[Data entries]
— BEGIN —

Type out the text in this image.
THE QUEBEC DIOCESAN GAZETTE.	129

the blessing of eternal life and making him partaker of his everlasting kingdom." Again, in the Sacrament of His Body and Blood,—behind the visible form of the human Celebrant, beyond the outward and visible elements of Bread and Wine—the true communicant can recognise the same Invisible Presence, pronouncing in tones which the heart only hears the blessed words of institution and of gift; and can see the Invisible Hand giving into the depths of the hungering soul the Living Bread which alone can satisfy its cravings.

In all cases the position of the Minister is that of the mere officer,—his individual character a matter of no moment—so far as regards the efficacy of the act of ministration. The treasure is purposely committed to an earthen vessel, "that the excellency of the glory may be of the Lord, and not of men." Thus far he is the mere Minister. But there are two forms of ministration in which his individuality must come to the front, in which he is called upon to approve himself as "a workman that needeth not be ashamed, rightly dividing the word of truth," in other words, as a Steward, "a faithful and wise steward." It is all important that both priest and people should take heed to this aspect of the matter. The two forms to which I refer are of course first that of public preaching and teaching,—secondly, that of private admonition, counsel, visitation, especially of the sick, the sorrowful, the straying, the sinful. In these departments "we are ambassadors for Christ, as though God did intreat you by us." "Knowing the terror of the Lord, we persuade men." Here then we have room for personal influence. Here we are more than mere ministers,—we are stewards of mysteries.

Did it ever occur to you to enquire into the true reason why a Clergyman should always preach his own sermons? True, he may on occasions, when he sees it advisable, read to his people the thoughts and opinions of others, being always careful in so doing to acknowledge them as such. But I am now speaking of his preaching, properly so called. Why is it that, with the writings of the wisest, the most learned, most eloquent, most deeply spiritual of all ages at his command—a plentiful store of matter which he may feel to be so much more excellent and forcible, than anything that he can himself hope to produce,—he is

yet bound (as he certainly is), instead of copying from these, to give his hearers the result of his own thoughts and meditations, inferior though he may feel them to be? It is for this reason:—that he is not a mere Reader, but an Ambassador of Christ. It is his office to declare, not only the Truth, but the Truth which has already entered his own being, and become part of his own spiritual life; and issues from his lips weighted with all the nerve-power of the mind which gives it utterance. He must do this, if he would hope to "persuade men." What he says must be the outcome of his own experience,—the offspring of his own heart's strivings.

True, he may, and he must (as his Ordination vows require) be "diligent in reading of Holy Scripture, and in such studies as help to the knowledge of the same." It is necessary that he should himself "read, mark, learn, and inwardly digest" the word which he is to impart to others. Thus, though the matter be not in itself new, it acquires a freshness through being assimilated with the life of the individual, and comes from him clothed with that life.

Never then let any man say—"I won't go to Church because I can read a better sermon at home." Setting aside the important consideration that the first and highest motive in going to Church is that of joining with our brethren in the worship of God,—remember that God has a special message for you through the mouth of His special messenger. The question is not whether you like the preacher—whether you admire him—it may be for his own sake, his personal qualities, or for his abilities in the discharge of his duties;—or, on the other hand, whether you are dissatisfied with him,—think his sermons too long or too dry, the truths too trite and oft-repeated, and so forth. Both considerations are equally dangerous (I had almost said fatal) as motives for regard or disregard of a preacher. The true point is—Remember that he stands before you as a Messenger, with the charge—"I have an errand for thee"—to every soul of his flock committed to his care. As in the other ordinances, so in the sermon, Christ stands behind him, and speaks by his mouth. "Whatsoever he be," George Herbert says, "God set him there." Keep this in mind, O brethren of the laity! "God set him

— END —
— BEGIN —

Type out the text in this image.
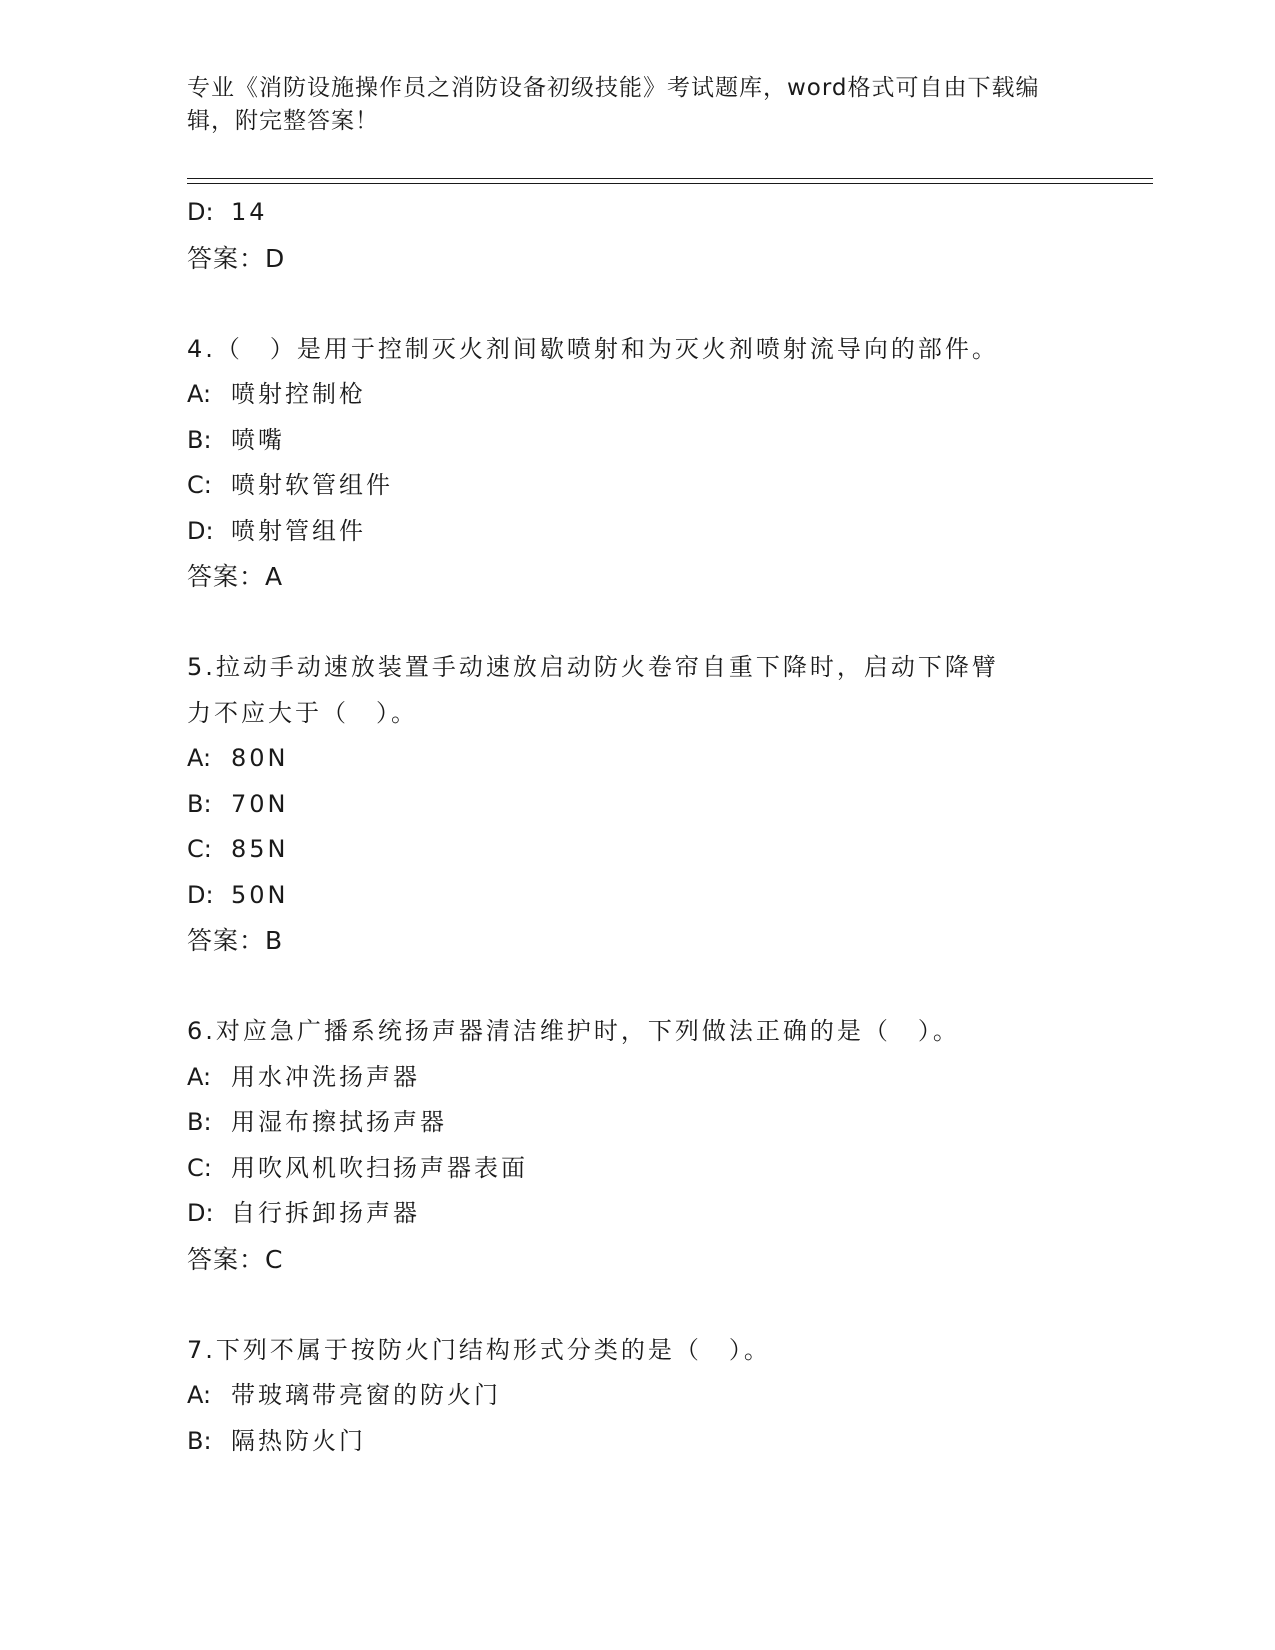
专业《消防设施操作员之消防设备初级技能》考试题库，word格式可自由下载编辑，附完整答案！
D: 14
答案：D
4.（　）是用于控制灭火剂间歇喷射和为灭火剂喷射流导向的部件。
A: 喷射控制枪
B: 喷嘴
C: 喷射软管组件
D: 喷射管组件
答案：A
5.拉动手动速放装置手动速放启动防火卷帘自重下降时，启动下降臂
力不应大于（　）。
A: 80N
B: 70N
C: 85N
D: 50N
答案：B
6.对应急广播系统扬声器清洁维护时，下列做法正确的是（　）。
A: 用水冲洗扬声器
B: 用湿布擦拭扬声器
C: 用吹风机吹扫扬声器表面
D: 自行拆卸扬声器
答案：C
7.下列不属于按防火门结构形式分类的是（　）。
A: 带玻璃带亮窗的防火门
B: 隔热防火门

— END —

▸ **What to produce**
How many of the lines above include the string "only"? Reply with the number by itself.

▸ **Correct response**
2